[Data excerpts]
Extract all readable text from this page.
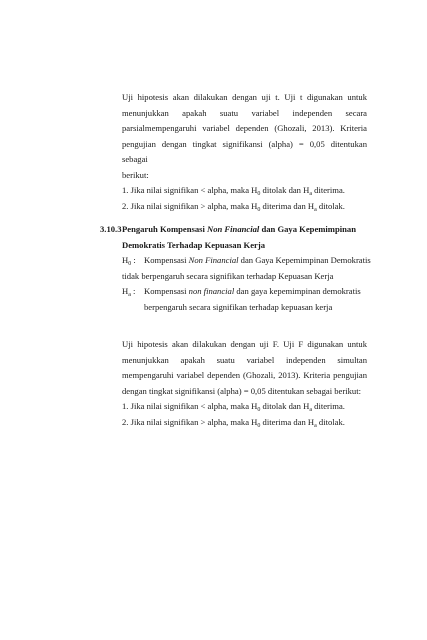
Uji hipotesis akan dilakukan dengan uji t. Uji t digunakan untuk
menunjukkan apakah suatu variabel independen secara
parsialmempengaruhi variabel dependen (Ghozali, 2013). Kriteria
pengujian dengan tingkat signifikansi (alpha) = 0,05 ditentukan sebagai
berikut:
1. Jika nilai signifikan < alpha, maka $H_0$ ditolak dan $H_a$ diterima.
2. Jika nilai signifikan > alpha, maka $H_0$ diterima dan $H_a$ ditolak.
3.10.3Pengaruh Kompensasi Non Financial dan Gaya Kepemimpinan
Demokratis Terhadap Kepuasan Kerja
$H_0$ : Kompensasi Non Financial dan Gaya Kepemimpinan Demokratis
tidak berpengaruh secara signifikan terhadap Kepuasan Kerja
$H_a$ : Kompensasi non financial dan gaya kepemimpinan demokratis
berpengaruh secara signifikan terhadap kepuasan kerja
Uji hipotesis akan dilakukan dengan uji F. Uji F digunakan untuk
menunjukkan apakah suatu variabel independen simultan
mempengaruhi variabel dependen (Ghozali, 2013). Kriteria pengujian
dengan tingkat signifikansi (alpha) = 0,05 ditentukan sebagai berikut:
1. Jika nilai signifikan < alpha, maka $H_0$ ditolak dan $H_a$ diterima.
2. Jika nilai signifikan > alpha, maka $H_0$ diterima dan $H_a$ ditolak.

▶ [GIVEN REQUEST]: In the copy, include no pictures; restate the listing above exactly.

▶ [THE SOLUTION]:
Extract all readable text from this page.
Uji hipotesis akan dilakukan dengan uji t. Uji t digunakan untuk
menunjukkan apakah suatu variabel independen secara
parsialmempengaruhi variabel dependen (Ghozali, 2013). Kriteria
pengujian dengan tingkat signifikansi (alpha) = 0,05 ditentukan sebagai
berikut:
1. Jika nilai signifikan < alpha, maka $H_0$ ditolak dan $H_a$ diterima.
2. Jika nilai signifikan > alpha, maka $H_0$ diterima dan $H_a$ ditolak.
3.10.3Pengaruh Kompensasi Non Financial dan Gaya Kepemimpinan
Demokratis Terhadap Kepuasan Kerja
$H_0$ : Kompensasi Non Financial dan Gaya Kepemimpinan Demokratis
tidak berpengaruh secara signifikan terhadap Kepuasan Kerja
$H_a$ : Kompensasi non financial dan gaya kepemimpinan demokratis
berpengaruh secara signifikan terhadap kepuasan kerja
Uji hipotesis akan dilakukan dengan uji F. Uji F digunakan untuk
menunjukkan apakah suatu variabel independen simultan
mempengaruhi variabel dependen (Ghozali, 2013). Kriteria pengujian
dengan tingkat signifikansi (alpha) = 0,05 ditentukan sebagai berikut:
1. Jika nilai signifikan < alpha, maka $H_0$ ditolak dan $H_a$ diterima.
2. Jika nilai signifikan > alpha, maka $H_0$ diterima dan $H_a$ ditolak.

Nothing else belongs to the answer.